• BAGIAN TEKS

....

Oleh
: Suparto
Undang-Undang Republik
Indonesia Nomor 32 Tahun 2002 Tentang Penyiaran, sudah lebih dari sepuluh tahun
lahir. Namun jujur saja, sebagian besar masyarakat Indonesia, belum pernah
tahu, atau tidak mau tahu, seperti apa isinya. Padahal undang-undang ini mengatur
media penyiaran (televisi dan radio) yang memiliki pengaruh besar terhadap
kehidupan kita.
Akibat ketidaktahuan
terhadap aturan tersebut, dunia penyiaran demikian bebas dan gencar menggempur
dan mempengaruhi semua sendi kehidupan. Mulai bangun tidur hingga mau tidur
lagi, dunia penyiaran merasuki seluruh relung waktu, dan kita seakan sulit
menghindarinya.
Dari karakteristiknya,
menurut M. Aswan Zanynu (2006), media elektronik ini memang memiliki sejumlah
kekuatan yang tidak dimiliki oleh media jenis lain. Pertama, kecepatan. Pesan dari radio maupun televisi dapat dengan
segera diterima oleh khalayak. Bahkan di saat suatu peristiwa tengah
berlangsung. Gelombang elektromagnetik radio dan televisi dapat menghampiri
khalayak dalam keadaan apa saja, tanpa mereka merasa diinterupsi.
Kedua,
media penyiaran dapat menembus isolasi geografis. Ia dapat menjangkau area yang
sangat luas. Penyebaran pesannya tidak dipengaruhi dukungan infrastruktur
transportasi. Sejauh apa lemparan signal pemancar, sejauh itu pula khalayak
dapat dijangkau olehnya. Ia dapat mendaki bukit, menuruni lembah menuju pantai,
serta menyeberangi pulau dan lautan.
Ketiga,
murah untuk dikonsumsi oleh khalayak. Khalayak tidak perlu membeli pesawat
penerima radio dan televisi setiap ingin mendengarkan atau menyaksikannya.
Cukup sekali beli, mereka dapat menikmatinya hingga jangka waktu yang lama.
Khalayak pun dapat menikmati lebih dari satu kanal siaran. Bergantung pada
kebutuhan dan keinginan mereka.

....

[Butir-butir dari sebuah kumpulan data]
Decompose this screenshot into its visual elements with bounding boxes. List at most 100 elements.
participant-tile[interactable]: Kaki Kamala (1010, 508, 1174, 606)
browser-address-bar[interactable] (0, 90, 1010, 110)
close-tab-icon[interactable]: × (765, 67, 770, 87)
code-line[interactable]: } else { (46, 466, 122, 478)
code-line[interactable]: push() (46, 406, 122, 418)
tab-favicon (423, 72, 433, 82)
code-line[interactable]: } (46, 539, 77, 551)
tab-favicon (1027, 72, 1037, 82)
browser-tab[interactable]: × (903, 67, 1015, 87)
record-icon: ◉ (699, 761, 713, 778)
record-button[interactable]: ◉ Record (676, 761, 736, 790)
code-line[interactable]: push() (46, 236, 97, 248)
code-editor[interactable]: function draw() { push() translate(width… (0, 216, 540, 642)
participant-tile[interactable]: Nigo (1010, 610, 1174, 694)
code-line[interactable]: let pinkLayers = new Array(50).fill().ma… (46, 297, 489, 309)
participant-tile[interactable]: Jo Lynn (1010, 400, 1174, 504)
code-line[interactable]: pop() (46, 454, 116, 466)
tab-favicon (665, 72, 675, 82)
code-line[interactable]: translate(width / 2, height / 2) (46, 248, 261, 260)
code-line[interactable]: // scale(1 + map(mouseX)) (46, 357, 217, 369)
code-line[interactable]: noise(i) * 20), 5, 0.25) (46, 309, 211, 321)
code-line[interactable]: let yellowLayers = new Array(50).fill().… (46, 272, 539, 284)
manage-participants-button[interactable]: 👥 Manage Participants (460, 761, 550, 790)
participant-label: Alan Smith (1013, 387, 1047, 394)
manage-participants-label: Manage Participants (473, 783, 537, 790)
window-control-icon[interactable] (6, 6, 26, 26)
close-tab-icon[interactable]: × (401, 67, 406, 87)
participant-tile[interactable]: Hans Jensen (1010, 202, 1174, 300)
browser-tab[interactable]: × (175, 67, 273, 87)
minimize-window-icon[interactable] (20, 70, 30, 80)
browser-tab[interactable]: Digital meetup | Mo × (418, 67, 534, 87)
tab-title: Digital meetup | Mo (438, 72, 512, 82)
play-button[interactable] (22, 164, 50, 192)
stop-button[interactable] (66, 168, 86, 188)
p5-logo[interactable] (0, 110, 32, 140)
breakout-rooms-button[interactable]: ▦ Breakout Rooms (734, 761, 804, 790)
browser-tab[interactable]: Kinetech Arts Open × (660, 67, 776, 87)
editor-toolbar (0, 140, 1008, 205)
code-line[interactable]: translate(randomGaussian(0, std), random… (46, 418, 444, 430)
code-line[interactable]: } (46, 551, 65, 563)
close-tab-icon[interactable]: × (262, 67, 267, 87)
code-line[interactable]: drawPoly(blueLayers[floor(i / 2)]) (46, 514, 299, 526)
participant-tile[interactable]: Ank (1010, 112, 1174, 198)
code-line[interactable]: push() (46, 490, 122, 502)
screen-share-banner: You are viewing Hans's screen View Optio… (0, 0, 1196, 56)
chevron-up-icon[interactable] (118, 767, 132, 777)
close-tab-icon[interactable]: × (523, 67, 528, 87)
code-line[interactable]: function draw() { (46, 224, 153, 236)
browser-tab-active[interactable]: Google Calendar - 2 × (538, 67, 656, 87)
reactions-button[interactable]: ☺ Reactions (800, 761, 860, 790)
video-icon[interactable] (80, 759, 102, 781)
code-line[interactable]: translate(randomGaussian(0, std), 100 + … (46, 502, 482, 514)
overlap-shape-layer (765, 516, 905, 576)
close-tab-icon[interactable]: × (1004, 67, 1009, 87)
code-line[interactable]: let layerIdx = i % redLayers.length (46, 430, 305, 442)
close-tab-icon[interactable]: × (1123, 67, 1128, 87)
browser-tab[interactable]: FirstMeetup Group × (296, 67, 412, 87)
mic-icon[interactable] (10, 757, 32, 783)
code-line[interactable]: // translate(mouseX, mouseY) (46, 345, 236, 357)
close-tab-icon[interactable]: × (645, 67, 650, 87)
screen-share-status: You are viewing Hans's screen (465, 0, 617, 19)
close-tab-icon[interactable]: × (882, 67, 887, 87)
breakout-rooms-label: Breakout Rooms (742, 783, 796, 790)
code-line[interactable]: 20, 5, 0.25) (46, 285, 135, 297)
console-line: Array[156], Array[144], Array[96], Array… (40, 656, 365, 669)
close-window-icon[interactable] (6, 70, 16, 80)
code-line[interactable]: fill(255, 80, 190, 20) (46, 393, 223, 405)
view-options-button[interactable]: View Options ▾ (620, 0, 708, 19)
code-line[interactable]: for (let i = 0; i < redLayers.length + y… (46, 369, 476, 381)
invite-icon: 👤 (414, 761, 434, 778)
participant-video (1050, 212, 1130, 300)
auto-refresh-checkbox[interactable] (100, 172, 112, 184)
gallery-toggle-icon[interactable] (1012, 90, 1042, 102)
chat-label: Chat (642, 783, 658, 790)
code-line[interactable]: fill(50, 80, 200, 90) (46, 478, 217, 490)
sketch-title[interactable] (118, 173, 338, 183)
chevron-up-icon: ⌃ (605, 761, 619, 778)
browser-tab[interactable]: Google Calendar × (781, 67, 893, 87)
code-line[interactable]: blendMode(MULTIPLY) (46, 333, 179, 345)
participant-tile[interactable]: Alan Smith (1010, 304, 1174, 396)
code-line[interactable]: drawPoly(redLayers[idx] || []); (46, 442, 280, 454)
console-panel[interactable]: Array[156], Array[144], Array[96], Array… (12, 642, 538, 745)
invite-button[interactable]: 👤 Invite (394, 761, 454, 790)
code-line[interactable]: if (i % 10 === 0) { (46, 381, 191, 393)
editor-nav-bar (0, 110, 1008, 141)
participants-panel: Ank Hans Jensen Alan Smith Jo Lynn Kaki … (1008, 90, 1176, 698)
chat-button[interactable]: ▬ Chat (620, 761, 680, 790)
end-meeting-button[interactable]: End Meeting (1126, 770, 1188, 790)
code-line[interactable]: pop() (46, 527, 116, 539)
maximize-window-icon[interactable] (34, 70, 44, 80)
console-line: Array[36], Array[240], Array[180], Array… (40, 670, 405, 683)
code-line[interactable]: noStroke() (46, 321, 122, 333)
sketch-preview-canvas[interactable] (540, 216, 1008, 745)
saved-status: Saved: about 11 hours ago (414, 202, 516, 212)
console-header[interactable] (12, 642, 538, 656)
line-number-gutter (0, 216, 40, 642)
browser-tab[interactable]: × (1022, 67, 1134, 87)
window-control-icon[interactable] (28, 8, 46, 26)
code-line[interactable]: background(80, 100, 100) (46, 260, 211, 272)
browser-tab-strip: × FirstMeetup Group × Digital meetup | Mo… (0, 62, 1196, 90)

....

• LATIHAN TERTULIS A
Tentukan apakah tiap pernyataan berikut sesuai dengan teks tentang media penyiaran. Jawab ya atau tidak, lalu kutip kata-kata teks yang menjadi penentunya.
(i) Undang-Undang Nomor 32 Tahun 2002 mengatur televisi dan radio.
(ii) Penyebaran pesan media penyiaran bergantung pada dukungan infrastruktur transportasi.
(iii) Khalayak harus membeli pesawat penerima setiap kali ingin mendengarkan radio atau menyaksikan televisi.
• LATIHAN TERTULIS B
Apa kekuatan pertama media elektronik menurut M. Aswan Zanynu dalam teks tentang media penyiaran?
• LATIHAN TERTULIS C
Lanjutkan teks tentang media penyiaran mulai dari sesudah kalimat terakhirnya.

• JAWABAN A
(i) Ya: "undang-undang ini mengatur media penyiaran (televisi dan radio)"
(ii) Tidak: "Penyebaran pesannya tidak dipengaruhi dukungan infrastruktur transportasi."
(iii) Tidak: "Khalayak tidak perlu membeli pesawat penerima radio dan televisi setiap ingin mendengarkan atau menyaksikannya."

• JAWABAN B
Kecepatan.

• JAWABAN C
Keempat,
media penyiaran adalah media yang komunikatif. Tidak diperlukan syarat melek
huruf bagi khalayaknya. Orang buta huruf pun bisa mengerti selama bahasa yang
digunakan familiar, bukan asing. Bahasa yang digunakan media penyiaran adalah
bahasa tutur. Bahasa yang mudah dicerna bahkan oleh khalayak dengan tingkat
pengetahuan dasar sekalipun. Radio bahkan kerap dengan leluasa menggunakan
langgam bahasa daerah setempat. Sedangkan bagi televisi, bahasa lisannya
dibantu dengan sejumlah pesan visual sebagai pendukung.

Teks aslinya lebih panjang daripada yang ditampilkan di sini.